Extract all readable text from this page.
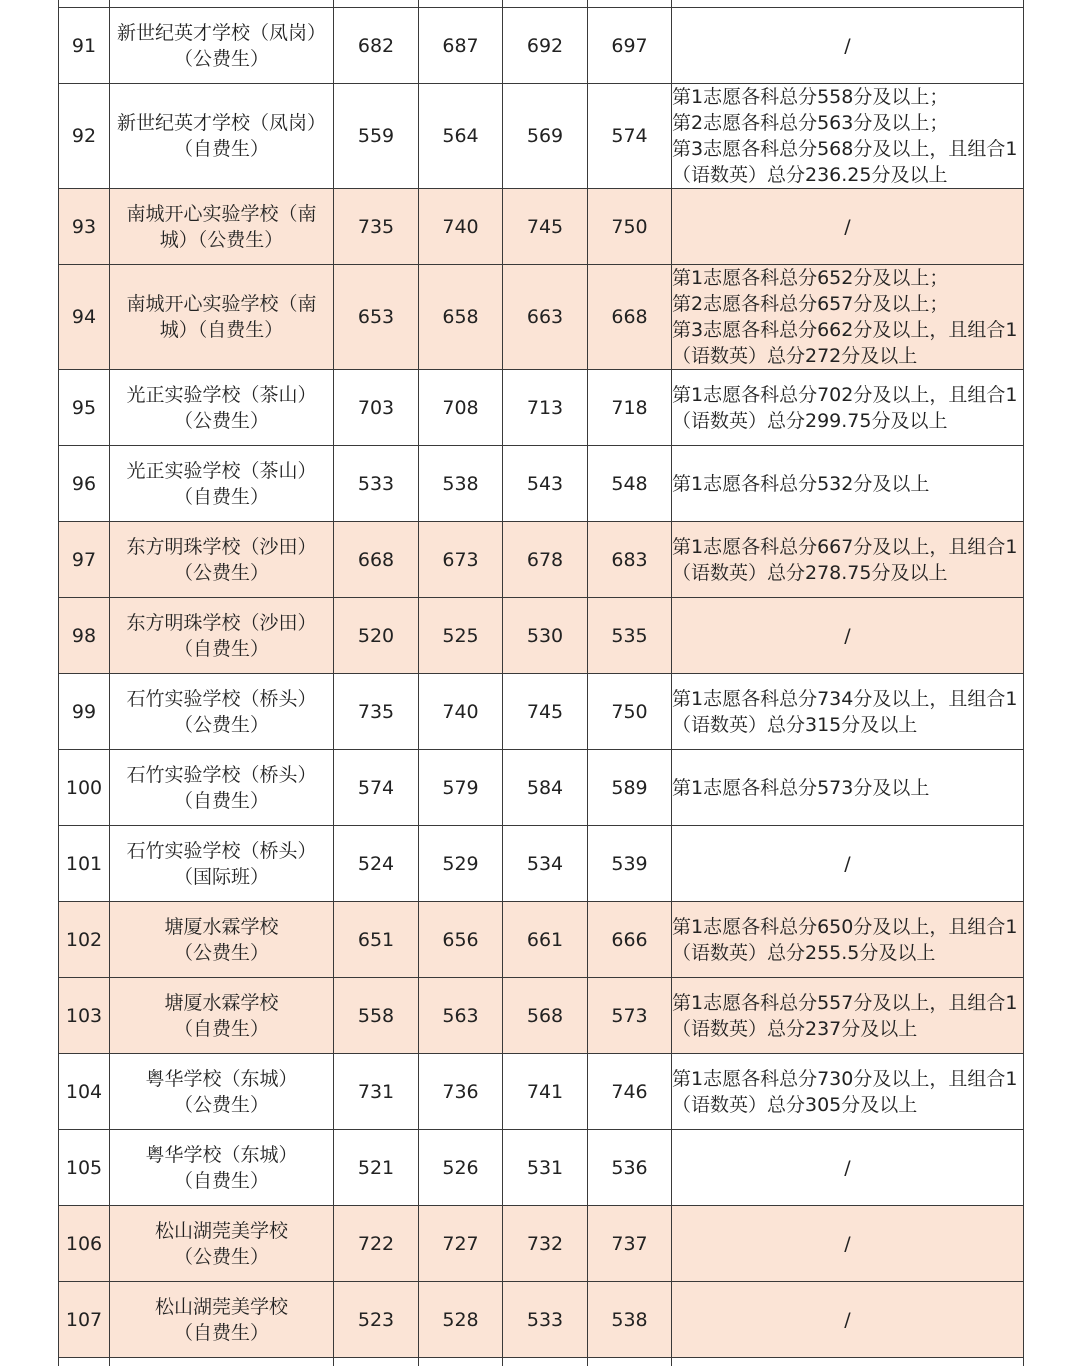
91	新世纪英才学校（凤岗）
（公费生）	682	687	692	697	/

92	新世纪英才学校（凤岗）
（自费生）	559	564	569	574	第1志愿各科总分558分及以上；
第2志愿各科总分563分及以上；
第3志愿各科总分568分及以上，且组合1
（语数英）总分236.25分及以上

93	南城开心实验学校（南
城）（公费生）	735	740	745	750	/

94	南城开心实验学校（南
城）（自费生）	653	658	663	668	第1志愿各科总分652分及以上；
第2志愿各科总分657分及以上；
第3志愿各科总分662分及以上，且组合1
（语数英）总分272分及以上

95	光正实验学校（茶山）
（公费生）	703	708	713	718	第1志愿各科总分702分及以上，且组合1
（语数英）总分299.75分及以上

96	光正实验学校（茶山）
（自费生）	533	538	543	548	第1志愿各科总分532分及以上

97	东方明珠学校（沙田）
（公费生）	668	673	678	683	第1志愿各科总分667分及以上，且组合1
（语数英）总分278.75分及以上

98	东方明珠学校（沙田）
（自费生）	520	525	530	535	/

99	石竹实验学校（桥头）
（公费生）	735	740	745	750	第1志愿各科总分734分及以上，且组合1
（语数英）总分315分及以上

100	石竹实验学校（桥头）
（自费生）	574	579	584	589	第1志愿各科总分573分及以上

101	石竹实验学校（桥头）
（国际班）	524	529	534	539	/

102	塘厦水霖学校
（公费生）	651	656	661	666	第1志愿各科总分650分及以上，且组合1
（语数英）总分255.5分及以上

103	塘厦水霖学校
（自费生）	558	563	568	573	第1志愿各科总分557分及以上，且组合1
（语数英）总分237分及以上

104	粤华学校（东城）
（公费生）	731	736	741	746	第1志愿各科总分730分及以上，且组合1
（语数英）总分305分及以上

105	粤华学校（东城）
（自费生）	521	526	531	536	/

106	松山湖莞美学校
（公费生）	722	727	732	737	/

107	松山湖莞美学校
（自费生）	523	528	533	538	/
+++
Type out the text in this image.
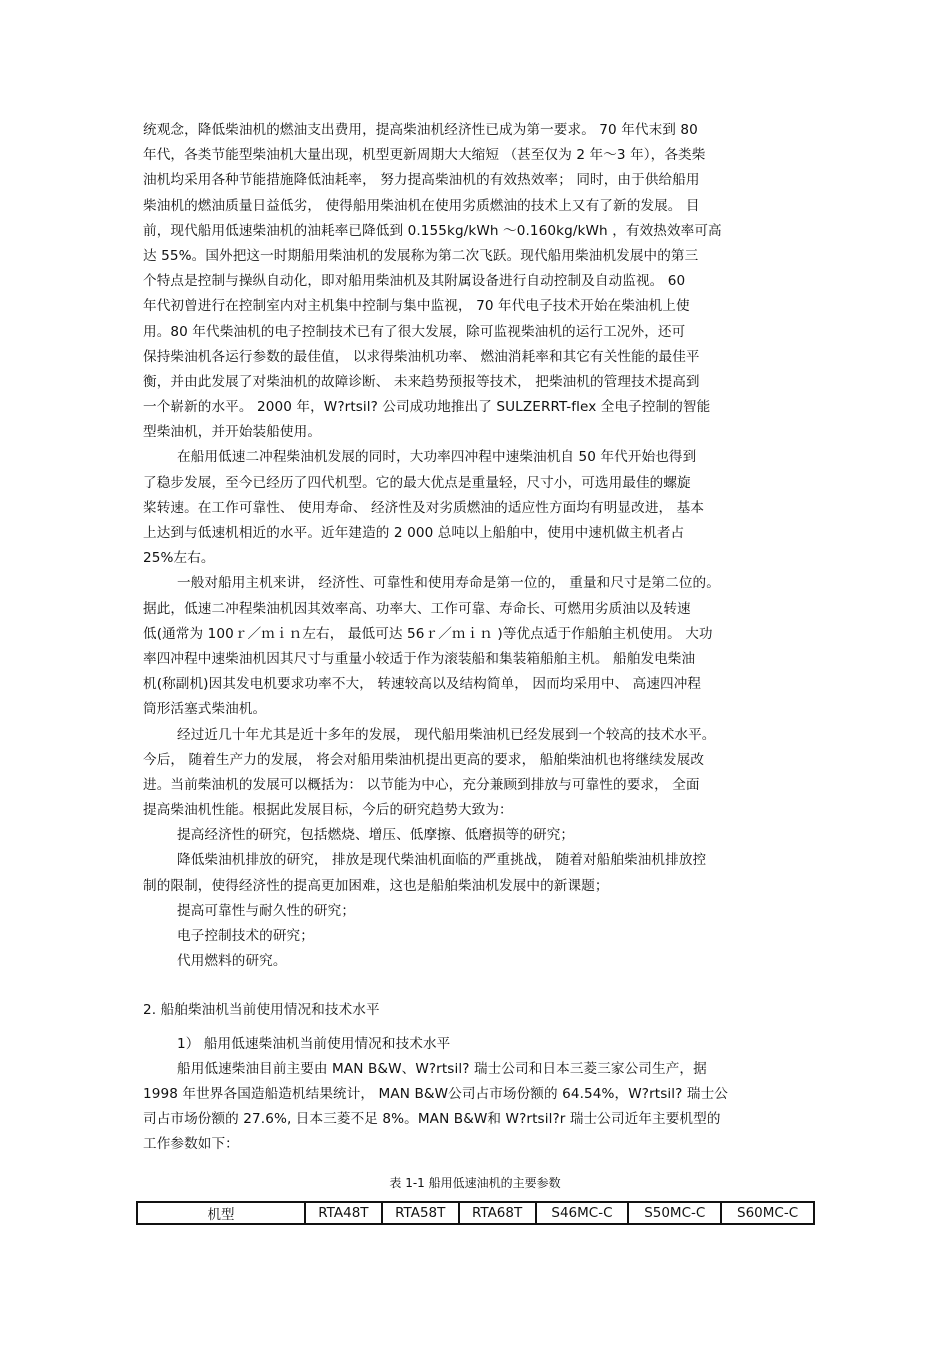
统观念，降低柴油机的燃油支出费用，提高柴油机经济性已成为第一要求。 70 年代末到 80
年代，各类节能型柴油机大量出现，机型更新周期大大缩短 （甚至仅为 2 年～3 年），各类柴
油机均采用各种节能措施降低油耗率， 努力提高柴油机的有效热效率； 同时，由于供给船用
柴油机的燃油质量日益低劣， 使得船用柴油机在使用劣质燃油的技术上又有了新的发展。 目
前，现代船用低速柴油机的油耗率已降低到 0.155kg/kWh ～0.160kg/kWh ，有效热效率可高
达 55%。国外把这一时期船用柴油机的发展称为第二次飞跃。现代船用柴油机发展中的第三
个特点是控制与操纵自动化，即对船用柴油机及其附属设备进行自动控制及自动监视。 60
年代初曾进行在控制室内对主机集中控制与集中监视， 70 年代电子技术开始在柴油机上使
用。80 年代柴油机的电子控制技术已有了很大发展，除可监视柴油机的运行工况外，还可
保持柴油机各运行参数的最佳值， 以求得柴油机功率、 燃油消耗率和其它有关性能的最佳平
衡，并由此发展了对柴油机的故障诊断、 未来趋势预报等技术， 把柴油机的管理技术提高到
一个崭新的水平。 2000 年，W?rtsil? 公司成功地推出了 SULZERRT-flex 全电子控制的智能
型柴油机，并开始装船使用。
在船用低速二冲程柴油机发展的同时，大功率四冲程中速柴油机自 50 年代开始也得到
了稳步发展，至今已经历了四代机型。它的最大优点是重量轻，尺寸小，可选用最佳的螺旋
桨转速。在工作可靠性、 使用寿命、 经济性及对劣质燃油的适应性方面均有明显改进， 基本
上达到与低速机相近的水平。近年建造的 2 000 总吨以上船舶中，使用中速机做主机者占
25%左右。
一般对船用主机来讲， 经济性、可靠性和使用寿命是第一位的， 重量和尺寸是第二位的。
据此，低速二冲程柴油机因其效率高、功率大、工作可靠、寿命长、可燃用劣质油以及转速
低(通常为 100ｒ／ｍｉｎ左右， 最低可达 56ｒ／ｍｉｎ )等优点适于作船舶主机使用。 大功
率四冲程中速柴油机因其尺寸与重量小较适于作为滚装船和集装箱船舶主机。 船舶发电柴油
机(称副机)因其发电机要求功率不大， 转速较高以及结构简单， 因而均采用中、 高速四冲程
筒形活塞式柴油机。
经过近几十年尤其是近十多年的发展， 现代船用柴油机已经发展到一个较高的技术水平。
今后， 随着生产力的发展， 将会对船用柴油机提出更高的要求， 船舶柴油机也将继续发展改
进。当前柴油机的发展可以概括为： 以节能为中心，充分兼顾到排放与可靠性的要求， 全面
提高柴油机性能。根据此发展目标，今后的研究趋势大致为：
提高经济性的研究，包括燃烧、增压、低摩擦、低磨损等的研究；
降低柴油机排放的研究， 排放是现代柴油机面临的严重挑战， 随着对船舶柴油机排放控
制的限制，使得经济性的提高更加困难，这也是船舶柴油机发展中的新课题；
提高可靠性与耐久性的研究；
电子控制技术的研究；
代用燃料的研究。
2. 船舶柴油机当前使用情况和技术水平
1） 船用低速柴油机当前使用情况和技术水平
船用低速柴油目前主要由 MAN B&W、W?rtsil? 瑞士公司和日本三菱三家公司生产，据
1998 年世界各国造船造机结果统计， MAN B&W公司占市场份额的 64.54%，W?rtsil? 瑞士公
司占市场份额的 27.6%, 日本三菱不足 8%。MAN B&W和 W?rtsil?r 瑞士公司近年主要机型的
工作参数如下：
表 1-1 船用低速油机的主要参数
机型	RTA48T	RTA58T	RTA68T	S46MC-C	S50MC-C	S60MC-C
+++
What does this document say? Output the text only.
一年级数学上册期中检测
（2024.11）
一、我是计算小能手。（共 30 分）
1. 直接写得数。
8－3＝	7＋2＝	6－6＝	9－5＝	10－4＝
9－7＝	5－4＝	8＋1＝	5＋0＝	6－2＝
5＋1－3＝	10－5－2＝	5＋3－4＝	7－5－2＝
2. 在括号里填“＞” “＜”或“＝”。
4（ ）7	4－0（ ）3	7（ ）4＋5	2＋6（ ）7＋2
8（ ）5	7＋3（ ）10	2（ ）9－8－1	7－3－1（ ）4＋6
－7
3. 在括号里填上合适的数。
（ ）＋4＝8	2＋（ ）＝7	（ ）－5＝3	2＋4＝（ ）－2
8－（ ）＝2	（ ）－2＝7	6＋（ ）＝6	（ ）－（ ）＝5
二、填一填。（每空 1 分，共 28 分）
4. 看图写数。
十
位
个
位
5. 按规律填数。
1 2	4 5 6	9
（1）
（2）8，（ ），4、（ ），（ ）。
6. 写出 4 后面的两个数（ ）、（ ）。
+++
_TASK BRIEF_:
Which lines hold the word "石竹实验学校"? Copy every one of them.

_REPLY TO THE TASK_:
99	石竹实验学校（桥头）
100	石竹实验学校（桥头）
101	石竹实验学校（桥头）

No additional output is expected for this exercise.